**WRITTEN INSTRUCTION**
Reproduce the material in full, unchanged.

________

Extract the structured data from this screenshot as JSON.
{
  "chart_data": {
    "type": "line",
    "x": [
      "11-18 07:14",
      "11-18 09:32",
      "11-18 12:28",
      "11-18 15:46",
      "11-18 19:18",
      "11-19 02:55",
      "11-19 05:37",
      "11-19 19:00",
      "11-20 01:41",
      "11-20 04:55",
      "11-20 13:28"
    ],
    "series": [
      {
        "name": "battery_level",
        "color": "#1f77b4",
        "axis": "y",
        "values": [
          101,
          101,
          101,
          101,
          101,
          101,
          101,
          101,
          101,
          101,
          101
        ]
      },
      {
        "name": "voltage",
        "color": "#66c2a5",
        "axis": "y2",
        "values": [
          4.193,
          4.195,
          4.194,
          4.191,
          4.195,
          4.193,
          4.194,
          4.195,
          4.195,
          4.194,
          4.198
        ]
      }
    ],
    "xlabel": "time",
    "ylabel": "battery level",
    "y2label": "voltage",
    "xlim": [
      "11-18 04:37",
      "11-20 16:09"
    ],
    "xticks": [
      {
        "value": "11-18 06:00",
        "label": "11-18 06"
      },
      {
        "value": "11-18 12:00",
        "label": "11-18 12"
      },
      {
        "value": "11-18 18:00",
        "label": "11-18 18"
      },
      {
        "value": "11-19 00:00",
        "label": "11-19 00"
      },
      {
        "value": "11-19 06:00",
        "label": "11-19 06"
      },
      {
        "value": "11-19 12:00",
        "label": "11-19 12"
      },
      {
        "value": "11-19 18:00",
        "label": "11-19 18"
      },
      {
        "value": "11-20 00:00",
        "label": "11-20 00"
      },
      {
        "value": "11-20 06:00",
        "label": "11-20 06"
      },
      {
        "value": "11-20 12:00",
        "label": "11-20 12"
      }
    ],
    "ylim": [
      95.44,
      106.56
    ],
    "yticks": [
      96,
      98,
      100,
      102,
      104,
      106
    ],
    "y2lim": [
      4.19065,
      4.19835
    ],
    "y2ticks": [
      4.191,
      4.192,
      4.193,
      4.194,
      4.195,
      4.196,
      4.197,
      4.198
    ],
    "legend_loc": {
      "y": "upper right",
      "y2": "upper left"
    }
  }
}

________

**EXERCISE OUTPUT**
Extract the structured data from this screenshot as JSON.
{
  "chart_data": {
    "type": "line",
    "x": [
      "11-18 07:14",
      "11-18 09:32",
      "11-18 12:28",
      "11-18 15:46",
      "11-18 19:18",
      "11-19 02:55",
      "11-19 05:37",
      "11-19 19:00",
      "11-20 01:41",
      "11-20 04:55",
      "11-20 13:28"
    ],
    "series": [
      {
        "name": "battery_level",
        "color": "#1f77b4",
        "axis": "y",
        "values": [
          101,
          101,
          101,
          101,
          101,
          101,
          101,
          101,
          101,
          101,
          101
        ]
      },
      {
        "name": "voltage",
        "color": "#66c2a5",
        "axis": "y2",
        "values": [
          4.193,
          4.195,
          4.194,
          4.191,
          4.195,
          4.193,
          4.194,
          4.195,
          4.195,
          4.194,
          4.198
        ]
      }
    ],
    "xlabel": "time",
    "ylabel": "battery level",
    "y2label": "voltage",
    "xlim": [
      "11-18 04:37",
      "11-20 16:09"
    ],
    "xticks": [
      {
        "value": "11-18 06:00",
        "label": "11-18 06"
      },
      {
        "value": "11-18 12:00",
        "label": "11-18 12"
      },
      {
        "value": "11-18 18:00",
        "label": "11-18 18"
      },
      {
        "value": "11-19 00:00",
        "label": "11-19 00"
      },
      {
        "value": "11-19 06:00",
        "label": "11-19 06"
      },
      {
        "value": "11-19 12:00",
        "label": "11-19 12"
      },
      {
        "value": "11-19 18:00",
        "label": "11-19 18"
      },
      {
        "value": "11-20 00:00",
        "label": "11-20 00"
      },
      {
        "value": "11-20 06:00",
        "label": "11-20 06"
      },
      {
        "value": "11-20 12:00",
        "label": "11-20 12"
      }
    ],
    "ylim": [
      95.44,
      106.56
    ],
    "yticks": [
      96,
      98,
      100,
      102,
      104,
      106
    ],
    "y2lim": [
      4.19065,
      4.19835
    ],
    "y2ticks": [
      4.191,
      4.192,
      4.193,
      4.194,
      4.195,
      4.196,
      4.197,
      4.198
    ],
    "legend_loc": {
      "y": "upper right",
      "y2": "upper left"
    }
  }
}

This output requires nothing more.